'''
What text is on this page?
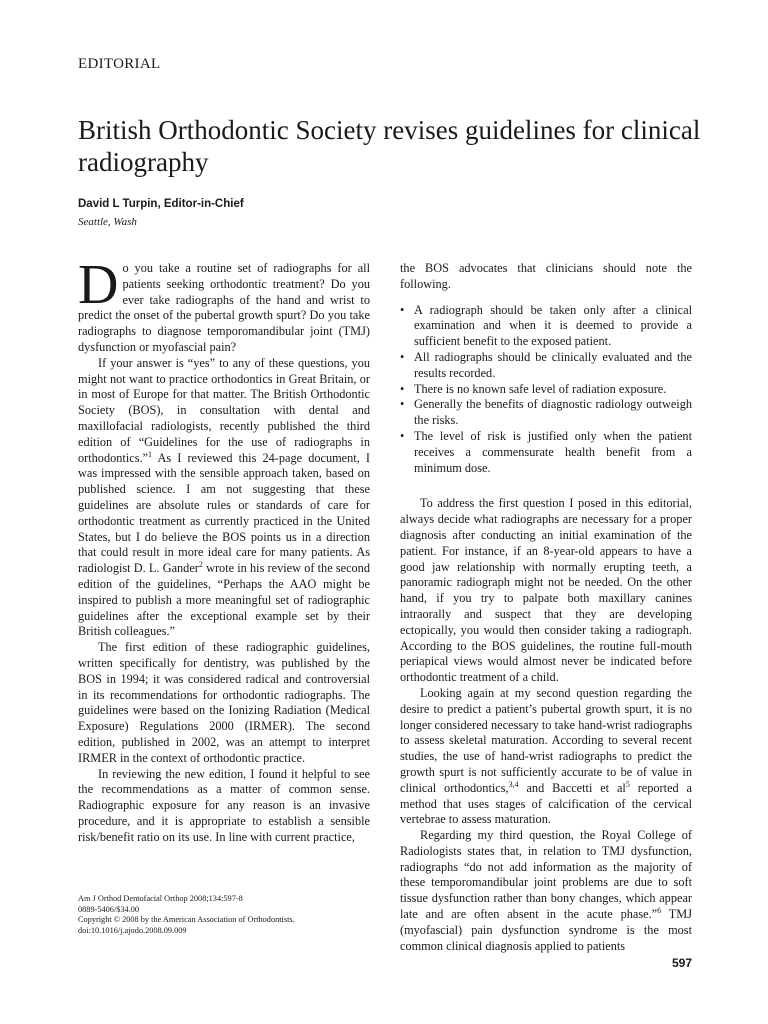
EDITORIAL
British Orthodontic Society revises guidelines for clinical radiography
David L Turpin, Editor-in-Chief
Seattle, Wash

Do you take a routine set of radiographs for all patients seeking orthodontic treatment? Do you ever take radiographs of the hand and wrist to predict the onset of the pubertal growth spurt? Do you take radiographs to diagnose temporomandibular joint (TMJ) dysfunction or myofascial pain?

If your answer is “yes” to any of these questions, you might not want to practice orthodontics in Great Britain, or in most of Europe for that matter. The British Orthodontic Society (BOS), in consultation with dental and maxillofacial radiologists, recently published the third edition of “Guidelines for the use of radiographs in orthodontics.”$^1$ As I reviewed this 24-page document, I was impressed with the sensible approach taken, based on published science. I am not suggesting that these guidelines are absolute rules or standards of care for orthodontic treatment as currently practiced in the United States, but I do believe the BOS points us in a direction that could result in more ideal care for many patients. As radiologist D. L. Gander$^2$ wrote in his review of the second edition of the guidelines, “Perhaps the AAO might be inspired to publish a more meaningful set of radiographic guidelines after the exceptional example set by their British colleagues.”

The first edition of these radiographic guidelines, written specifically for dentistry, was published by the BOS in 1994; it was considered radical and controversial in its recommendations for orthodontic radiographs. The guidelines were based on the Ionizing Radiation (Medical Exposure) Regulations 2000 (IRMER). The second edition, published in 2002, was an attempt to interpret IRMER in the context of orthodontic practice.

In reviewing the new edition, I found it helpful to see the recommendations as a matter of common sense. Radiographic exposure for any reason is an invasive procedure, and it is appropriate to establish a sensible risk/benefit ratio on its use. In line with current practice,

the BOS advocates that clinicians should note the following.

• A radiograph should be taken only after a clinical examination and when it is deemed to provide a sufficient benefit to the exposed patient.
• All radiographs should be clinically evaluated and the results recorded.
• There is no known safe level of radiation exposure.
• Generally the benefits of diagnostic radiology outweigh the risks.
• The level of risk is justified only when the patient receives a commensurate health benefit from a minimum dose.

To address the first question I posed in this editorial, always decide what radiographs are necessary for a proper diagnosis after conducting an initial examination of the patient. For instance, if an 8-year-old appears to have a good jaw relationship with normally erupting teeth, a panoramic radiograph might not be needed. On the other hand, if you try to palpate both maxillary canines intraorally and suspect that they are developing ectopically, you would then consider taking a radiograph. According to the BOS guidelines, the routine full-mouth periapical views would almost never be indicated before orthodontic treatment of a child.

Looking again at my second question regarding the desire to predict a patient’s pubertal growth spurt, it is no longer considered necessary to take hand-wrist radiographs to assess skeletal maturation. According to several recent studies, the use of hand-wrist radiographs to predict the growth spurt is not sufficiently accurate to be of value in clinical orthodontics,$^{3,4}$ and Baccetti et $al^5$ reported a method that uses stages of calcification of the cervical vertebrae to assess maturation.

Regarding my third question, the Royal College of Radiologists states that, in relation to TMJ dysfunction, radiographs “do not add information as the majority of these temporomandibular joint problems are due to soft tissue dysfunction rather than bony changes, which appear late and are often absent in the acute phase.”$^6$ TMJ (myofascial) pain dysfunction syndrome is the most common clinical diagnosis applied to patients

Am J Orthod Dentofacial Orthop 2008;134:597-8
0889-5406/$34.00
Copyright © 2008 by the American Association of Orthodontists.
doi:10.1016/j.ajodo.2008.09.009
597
'''
'''
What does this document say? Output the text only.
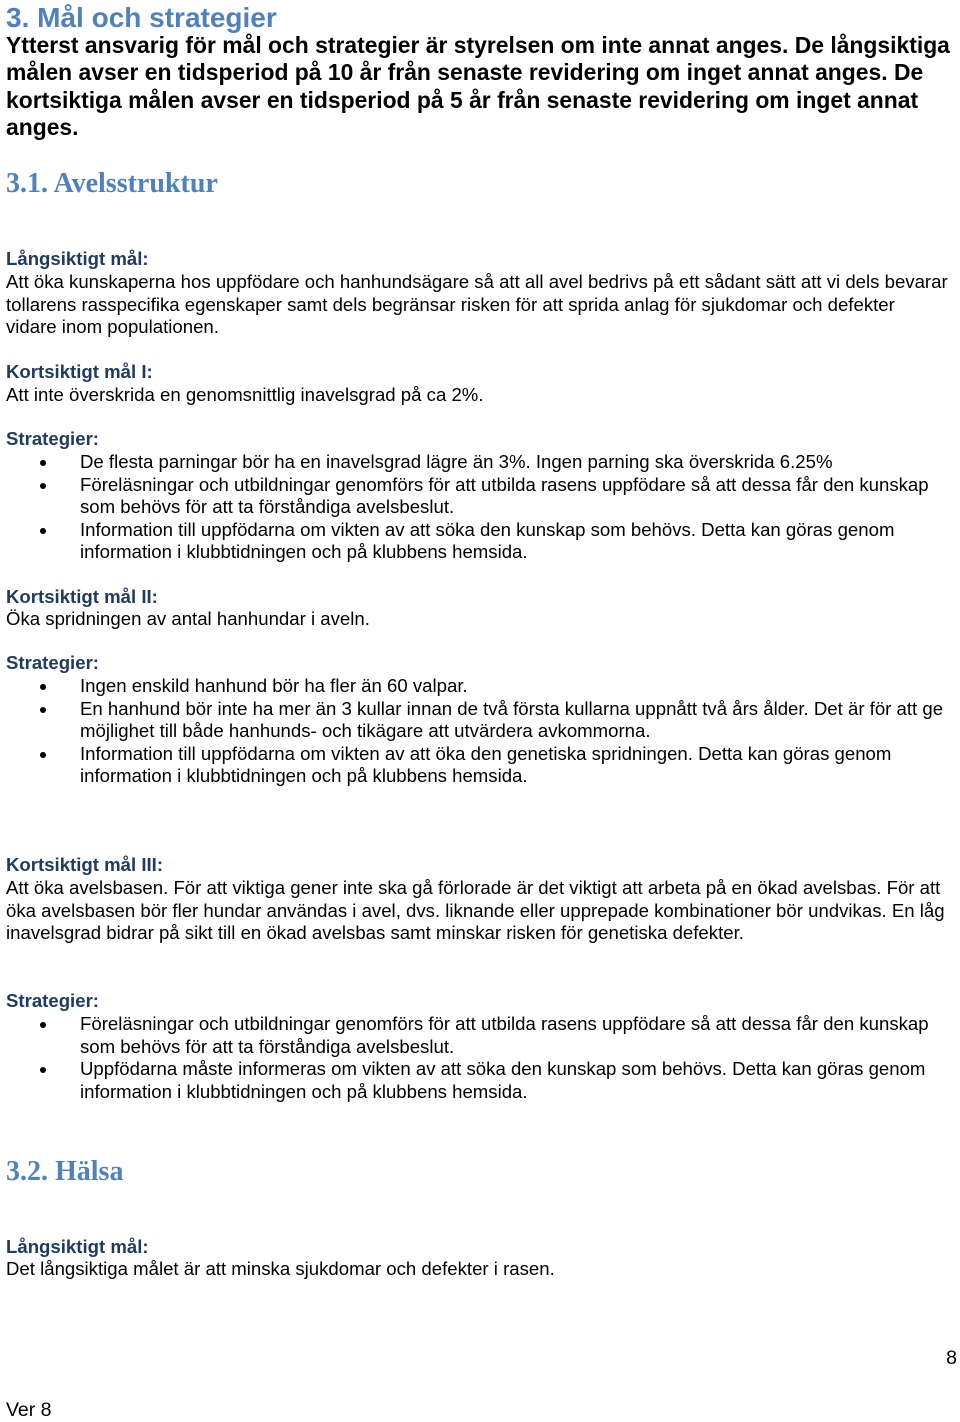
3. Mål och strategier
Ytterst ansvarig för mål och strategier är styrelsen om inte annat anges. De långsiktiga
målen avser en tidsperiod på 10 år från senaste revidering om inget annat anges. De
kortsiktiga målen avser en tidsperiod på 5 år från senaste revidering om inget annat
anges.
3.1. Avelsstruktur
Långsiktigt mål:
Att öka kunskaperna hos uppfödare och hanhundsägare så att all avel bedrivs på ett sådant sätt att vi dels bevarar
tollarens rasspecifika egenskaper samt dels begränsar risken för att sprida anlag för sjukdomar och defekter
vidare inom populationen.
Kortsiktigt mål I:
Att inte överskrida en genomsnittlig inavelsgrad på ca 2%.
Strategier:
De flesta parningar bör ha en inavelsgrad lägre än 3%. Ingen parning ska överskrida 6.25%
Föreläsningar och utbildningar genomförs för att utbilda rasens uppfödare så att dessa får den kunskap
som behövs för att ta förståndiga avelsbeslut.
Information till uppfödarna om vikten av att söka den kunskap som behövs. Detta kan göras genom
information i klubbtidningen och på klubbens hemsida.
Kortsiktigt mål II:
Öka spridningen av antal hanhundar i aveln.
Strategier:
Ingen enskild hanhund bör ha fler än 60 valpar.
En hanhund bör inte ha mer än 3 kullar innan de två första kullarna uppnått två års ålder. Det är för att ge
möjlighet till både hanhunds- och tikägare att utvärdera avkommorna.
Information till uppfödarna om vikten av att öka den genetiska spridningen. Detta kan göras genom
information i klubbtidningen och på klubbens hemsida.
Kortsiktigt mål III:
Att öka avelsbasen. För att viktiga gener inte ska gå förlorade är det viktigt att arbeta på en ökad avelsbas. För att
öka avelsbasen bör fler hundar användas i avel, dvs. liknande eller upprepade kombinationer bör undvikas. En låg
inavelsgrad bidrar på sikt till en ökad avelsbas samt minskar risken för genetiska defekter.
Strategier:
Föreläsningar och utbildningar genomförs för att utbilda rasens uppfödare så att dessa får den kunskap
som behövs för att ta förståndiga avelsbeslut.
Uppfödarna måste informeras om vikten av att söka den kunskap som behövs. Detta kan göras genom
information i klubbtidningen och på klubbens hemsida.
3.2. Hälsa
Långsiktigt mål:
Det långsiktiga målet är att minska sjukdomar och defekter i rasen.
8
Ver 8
'''
Tell how many lines in the entries contain the string "pubertal". Give the number and nothing more.

Solution to this exercise:
2